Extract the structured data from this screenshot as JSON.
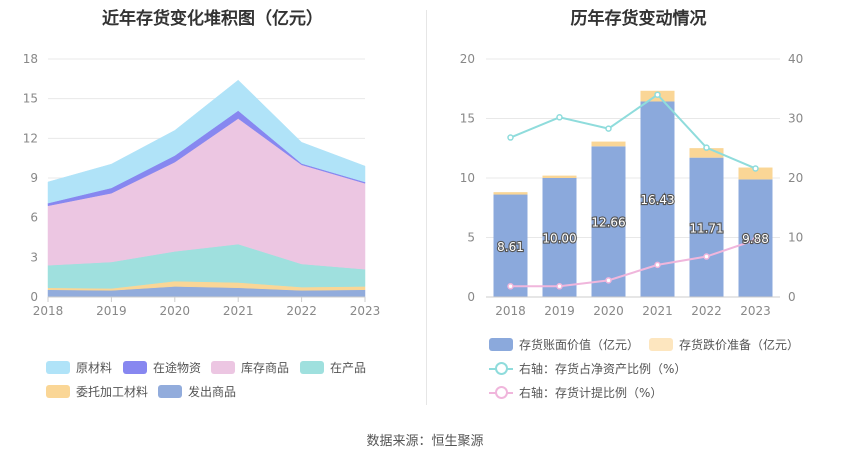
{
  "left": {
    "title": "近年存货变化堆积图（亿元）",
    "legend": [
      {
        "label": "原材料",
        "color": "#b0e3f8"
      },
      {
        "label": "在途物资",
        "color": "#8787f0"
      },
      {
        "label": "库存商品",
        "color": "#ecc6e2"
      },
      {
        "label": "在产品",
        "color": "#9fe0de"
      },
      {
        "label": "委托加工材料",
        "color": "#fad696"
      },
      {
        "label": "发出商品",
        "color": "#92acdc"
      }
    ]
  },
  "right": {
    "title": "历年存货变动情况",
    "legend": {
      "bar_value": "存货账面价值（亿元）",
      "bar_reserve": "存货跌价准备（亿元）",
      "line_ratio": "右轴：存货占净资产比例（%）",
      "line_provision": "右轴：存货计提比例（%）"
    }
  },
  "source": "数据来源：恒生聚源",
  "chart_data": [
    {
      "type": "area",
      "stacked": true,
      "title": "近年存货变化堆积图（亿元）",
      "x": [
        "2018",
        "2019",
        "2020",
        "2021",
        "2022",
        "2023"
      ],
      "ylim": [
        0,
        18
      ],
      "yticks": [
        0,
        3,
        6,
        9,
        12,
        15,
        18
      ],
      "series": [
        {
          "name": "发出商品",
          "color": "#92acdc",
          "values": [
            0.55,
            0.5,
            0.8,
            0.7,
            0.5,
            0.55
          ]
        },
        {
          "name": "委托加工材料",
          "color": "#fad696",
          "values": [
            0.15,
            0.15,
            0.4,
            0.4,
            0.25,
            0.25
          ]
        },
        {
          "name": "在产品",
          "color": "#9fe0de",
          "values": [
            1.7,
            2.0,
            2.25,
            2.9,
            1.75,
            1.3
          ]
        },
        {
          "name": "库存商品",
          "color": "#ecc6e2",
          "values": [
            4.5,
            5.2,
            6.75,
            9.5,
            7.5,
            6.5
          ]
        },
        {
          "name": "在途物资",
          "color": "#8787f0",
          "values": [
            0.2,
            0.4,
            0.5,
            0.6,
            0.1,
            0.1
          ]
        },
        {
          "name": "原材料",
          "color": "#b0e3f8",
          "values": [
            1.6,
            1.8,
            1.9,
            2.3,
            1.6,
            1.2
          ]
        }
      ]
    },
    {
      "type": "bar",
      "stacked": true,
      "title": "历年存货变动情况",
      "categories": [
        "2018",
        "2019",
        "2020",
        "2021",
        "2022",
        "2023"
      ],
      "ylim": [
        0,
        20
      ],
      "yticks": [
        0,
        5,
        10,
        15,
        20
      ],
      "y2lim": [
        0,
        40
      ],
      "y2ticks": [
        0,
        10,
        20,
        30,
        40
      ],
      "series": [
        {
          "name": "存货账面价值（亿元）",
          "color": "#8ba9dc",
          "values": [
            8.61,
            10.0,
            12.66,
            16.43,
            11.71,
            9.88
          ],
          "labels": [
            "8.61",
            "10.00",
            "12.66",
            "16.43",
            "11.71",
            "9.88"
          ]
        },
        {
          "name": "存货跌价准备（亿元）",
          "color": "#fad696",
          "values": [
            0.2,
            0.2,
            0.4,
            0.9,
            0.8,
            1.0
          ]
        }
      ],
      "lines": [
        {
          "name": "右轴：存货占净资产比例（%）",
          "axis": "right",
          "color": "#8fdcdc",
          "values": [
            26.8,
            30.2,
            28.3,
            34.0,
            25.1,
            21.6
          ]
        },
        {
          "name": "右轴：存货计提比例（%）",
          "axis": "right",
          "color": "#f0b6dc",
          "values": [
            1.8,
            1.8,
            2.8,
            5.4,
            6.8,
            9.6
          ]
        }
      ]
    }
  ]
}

※

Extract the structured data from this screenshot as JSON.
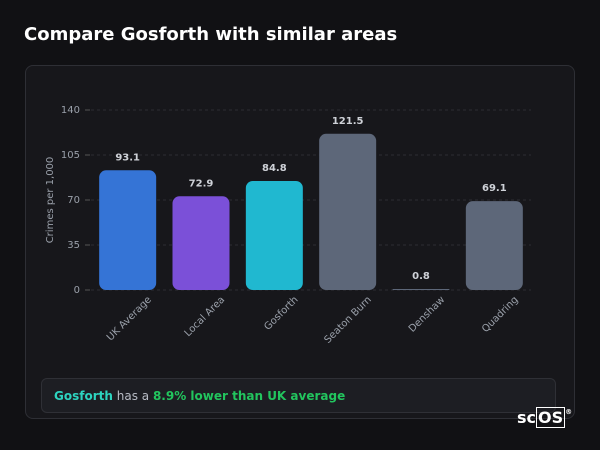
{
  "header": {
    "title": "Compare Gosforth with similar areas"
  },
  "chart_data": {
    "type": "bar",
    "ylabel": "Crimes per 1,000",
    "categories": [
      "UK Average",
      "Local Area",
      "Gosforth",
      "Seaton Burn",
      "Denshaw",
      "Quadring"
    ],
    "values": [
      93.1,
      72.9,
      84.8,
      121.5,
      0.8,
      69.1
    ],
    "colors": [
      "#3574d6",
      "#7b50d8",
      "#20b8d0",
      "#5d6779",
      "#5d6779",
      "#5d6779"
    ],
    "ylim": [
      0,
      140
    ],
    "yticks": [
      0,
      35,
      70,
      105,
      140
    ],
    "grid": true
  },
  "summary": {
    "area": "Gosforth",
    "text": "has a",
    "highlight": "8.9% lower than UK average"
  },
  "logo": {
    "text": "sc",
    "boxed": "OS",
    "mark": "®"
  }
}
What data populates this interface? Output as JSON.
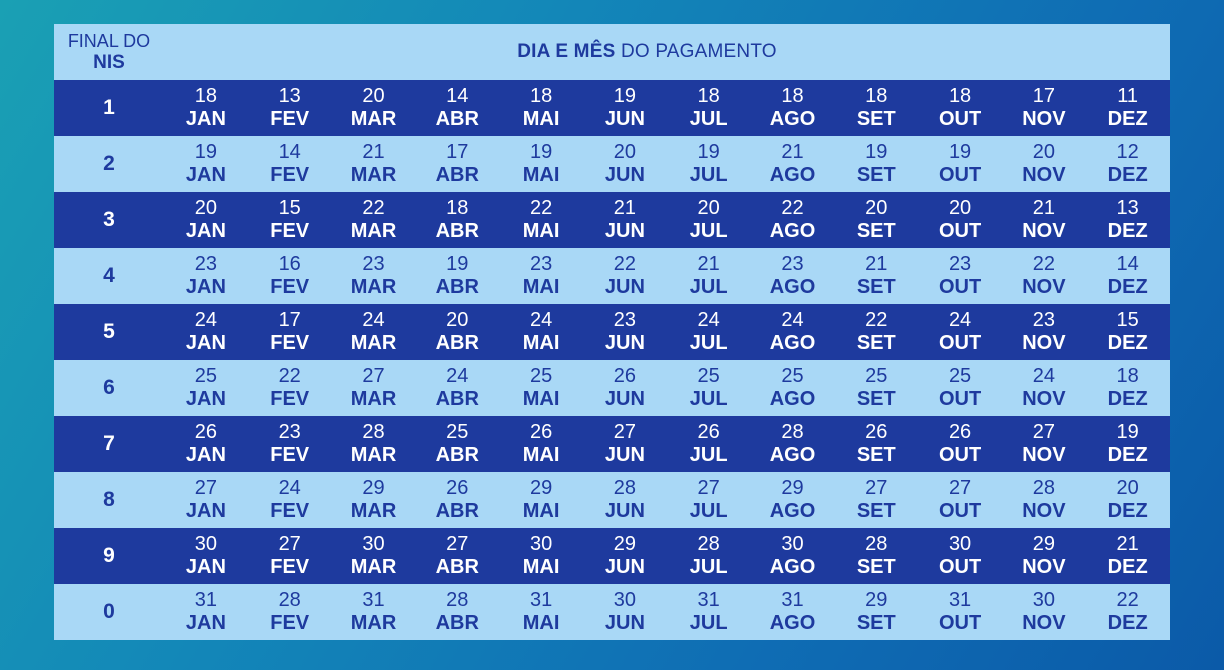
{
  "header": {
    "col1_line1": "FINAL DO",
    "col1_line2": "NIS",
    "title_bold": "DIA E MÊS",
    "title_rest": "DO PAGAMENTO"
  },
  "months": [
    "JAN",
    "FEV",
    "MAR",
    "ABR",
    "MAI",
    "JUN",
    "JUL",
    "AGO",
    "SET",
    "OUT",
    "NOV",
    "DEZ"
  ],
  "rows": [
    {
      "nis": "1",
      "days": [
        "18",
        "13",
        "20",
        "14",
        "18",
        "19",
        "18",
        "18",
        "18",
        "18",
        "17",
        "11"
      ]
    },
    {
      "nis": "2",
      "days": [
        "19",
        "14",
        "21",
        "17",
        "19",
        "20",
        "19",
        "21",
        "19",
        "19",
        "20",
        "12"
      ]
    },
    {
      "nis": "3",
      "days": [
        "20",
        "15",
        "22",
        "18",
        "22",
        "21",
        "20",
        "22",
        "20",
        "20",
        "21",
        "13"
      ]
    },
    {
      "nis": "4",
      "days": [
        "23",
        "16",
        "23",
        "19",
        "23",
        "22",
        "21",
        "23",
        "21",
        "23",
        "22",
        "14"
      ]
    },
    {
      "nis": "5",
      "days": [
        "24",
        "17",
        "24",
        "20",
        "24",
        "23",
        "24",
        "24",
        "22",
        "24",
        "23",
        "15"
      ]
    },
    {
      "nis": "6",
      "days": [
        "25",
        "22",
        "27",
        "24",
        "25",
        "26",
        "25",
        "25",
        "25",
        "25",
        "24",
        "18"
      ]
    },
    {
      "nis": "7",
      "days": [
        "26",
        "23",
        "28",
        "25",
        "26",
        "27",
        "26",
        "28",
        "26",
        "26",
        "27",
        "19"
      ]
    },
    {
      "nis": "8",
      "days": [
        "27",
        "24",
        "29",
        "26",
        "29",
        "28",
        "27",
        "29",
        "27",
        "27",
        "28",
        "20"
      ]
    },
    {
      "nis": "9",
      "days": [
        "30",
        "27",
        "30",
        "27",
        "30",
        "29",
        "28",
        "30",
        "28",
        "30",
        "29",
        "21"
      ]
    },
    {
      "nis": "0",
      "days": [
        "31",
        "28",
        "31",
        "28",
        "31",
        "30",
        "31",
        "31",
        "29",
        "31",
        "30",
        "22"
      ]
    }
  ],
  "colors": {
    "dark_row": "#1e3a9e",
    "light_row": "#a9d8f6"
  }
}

※

> GOAL: Where a line in the material above holds "存货占净资产比例", copy that line.

> COMPLETED TASK:
      "line_ratio": "右轴：存货占净资产比例（%）",
          "name": "右轴：存货占净资产比例（%）",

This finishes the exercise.